**PAGE TEXT**
#####
File No. 6272/1.

The Acting Secretary of State to Minister Merry.

No. 1.]

Sir: The department has received your No. 1277, of April 25, 1907, relative to the position taken by the Nicaraguan Government on the subject of the citizenship of persons born in Nicaragua of foreign parents, and submitting a circular from the Nicaraguan Government to the political chiefs, which begins as follows:

“The Government has seen with regret that some Nicaraguans, with the antipatriotic end of liberating themselves from public charges and from the contributions of natives, renounce their country and claim to be foreigners on their own soil, pretending that they are covered by the flag of their predecessors, who were European immigrants domiciliated and having died in the country,” etc.

The law of Nicaragua relating to nationality was transmitted to your Legation September 25, 1906, by the minister of justice, and one article is as follows:

“1. Those born in Nicaragua of Nicaraguan parents or of foreigners domiciled therein” are Nicaraguans. (Report of the Citizenship Board, p. 467.)
#####
**TO BE DONE**
• 1. Answer these questions from the Nicaraguan citizenship letter.
(a) What is the date of the dispatch numbered 1277?
(b) To whom was the circular from the Nicaraguan Government addressed?
(c) On what date was the law of Nicaragua relating to nationality transmitted to the Legation?
• 2. Reproduce the stretch of the Nicaraguan citizenship letter from "The law of Nicaragua" through "Board, p. 467.)".
• 3. Decide whether each statement agrees with the Nicaraguan citizenship letter, and quote the words that settle it.
(a) The law of Nicaragua relating to nationality was sent to the Legation by the minister of justice.
(b) The circular says the Government viewed these renunciations of country with approval.
(c) The letter is written by Minister Merry to the Acting Secretary of State.
#####
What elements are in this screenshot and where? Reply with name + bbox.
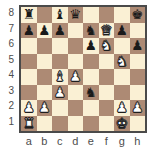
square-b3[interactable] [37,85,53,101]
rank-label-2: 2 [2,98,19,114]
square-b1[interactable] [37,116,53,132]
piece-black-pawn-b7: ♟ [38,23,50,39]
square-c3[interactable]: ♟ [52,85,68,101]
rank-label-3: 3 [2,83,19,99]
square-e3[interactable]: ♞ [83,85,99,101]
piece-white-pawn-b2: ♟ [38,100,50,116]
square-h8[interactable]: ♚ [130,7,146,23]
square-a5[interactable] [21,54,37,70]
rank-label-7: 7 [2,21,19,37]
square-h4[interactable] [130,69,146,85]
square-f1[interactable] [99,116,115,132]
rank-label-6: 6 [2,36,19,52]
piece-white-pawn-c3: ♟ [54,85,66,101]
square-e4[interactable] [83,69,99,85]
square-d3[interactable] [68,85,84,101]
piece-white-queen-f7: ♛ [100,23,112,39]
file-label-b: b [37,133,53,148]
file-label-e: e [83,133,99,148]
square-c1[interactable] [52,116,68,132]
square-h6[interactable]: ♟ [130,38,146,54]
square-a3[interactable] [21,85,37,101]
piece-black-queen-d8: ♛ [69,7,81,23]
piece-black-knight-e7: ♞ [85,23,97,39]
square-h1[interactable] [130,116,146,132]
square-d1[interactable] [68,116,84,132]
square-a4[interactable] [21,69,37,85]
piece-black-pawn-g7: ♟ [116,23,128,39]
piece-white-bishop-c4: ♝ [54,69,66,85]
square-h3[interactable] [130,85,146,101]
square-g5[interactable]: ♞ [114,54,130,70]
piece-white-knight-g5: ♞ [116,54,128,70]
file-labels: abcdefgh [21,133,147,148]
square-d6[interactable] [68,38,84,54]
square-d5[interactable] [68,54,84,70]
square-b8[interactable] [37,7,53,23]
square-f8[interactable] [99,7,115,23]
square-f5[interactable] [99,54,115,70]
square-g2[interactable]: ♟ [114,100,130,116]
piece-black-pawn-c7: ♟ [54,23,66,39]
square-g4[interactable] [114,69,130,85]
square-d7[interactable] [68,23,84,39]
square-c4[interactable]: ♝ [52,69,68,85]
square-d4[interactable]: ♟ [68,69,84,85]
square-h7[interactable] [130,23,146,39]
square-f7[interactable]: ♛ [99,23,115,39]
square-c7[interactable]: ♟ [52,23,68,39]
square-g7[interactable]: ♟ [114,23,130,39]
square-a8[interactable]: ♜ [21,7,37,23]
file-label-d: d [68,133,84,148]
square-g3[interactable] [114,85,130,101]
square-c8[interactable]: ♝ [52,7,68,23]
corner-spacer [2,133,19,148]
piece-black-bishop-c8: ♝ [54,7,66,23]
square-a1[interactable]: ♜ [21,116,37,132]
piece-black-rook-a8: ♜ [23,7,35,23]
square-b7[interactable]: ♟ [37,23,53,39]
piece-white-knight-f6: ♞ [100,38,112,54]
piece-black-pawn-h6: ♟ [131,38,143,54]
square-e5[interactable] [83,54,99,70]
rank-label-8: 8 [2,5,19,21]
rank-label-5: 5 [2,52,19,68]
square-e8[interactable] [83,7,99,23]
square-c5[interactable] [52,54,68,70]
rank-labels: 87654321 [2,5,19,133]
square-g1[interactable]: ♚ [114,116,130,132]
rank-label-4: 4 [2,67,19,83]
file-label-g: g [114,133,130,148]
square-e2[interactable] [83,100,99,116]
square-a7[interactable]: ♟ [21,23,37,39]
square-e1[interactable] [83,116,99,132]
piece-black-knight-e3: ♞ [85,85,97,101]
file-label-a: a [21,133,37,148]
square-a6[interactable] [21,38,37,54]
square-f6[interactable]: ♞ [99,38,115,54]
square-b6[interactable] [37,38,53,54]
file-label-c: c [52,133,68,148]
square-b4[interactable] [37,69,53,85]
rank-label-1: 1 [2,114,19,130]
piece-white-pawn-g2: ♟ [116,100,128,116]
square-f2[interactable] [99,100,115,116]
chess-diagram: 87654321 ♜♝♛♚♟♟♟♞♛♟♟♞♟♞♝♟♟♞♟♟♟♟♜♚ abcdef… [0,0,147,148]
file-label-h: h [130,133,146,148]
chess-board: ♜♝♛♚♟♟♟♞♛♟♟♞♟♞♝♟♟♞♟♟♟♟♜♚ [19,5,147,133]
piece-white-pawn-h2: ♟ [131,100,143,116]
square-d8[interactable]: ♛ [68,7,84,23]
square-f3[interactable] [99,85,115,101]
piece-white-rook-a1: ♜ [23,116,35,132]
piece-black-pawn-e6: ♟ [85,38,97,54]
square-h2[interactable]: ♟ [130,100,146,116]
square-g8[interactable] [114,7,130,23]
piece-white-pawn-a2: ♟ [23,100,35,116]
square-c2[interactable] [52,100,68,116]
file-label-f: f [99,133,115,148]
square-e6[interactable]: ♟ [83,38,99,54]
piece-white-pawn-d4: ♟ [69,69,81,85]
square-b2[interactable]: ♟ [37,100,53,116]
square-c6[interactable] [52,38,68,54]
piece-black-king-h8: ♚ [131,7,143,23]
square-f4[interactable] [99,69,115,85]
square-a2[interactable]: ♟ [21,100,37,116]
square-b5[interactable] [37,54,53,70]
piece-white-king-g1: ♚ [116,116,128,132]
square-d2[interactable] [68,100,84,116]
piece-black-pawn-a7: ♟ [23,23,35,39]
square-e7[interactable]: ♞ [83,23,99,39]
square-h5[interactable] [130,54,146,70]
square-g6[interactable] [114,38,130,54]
#####
**SOLUTIONS IN ORDER**
• 1.
(a) April 25, 1907
(b) The political chiefs
(c) September 25, 1906

• 2.
The law of Nicaragua relating to nationality was transmitted to your Legation September 25, 1906, by the minister of justice, and one article is as follows:

“1. Those born in Nicaragua of Nicaraguan parents or of foreigners domiciled therein” are Nicaraguans. (Report of the Citizenship Board, p. 467.)

• 3.
(a) Yes: "by the minister of justice"
(b) No: "The Government has seen with regret"
(c) No: "The Acting Secretary of State to Minister Merry."